● **Source text**
######


Notes

  1. 1.

    ‘After the future’ is the title of a book first coined by Franco ‘Bifo’ Berardi (2011). The thesis of the book maintains that the future as developed in modernism seems to now be impossible.

  2. 2.

    The video is available on the BBC News (http://www.bbc.com/news/education-28990191). 1 September 2014.

  3. 3.

    The so-called ‘affective turn.’ See Andrejevic (2013) for a readable analysis of these developments.

  4. 4.

    Aside from the rash of zombie movies, there are those without special effects, which are much more compelling and nerve wrecking such as Michael Haneke’s Time of the Wolf (2003) or Fernando Meirelles’ Blindness (2008).

  5. 5.

    Here I am thinking of the television series Humans (2015–), a British-American science fiction where Artificial Intelligence and robotics have reached a point ‘beyond’ the famous character of Dada on Star Trek. Anthropomorphic robots called ‘synths’ have become the new ‘slaves’ of the social order. On the other end, we have The Leftovers (2014–), which takes place three years after a global event called ‘Sudden Departure’ that remains inexplicable as 2 per cent of the world’s population (140 million) have disappeared.

  6. 6.

    Perhaps the iconic example here is 24 (2001–2010) where Jack Bauer (Kiefer Sutherland) is part of the Counter Terrorist Unit (CTU), who in 24 hours of ‘real’ time must stave off devastation.

  7. 7.

    Sugata Mitra is very popular on the TED circuit, listed as a TED prizewinner for his idea to create a ‘School in the Cloud.’

  8. 8.

######

(Document layout analysis data)
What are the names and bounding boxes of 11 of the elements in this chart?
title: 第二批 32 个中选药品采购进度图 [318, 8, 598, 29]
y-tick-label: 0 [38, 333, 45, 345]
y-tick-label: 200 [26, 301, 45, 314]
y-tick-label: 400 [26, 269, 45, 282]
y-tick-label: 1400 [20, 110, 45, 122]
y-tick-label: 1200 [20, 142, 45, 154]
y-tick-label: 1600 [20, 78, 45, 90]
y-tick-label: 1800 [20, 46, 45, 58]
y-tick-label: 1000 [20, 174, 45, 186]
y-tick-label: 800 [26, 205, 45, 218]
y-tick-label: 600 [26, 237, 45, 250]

######

● **Task objective**
Return, word for word, the part of the notes that opens with the words containing "Here I am thinking" and closes with "million) have disappeared.". The items have nothing to do with this work.

● **Completed task**
Here I am thinking of the television series Humans (2015–), a British-American science fiction where Artificial Intelligence and robotics have reached a point ‘beyond’ the famous character of Dada on Star Trek. Anthropomorphic robots called ‘synths’ have become the new ‘slaves’ of the social order. On the other end, we have The Leftovers (2014–), which takes place three years after a global event called ‘Sudden Departure’ that remains inexplicable as 2 per cent of the world’s population (140 million) have disappeared.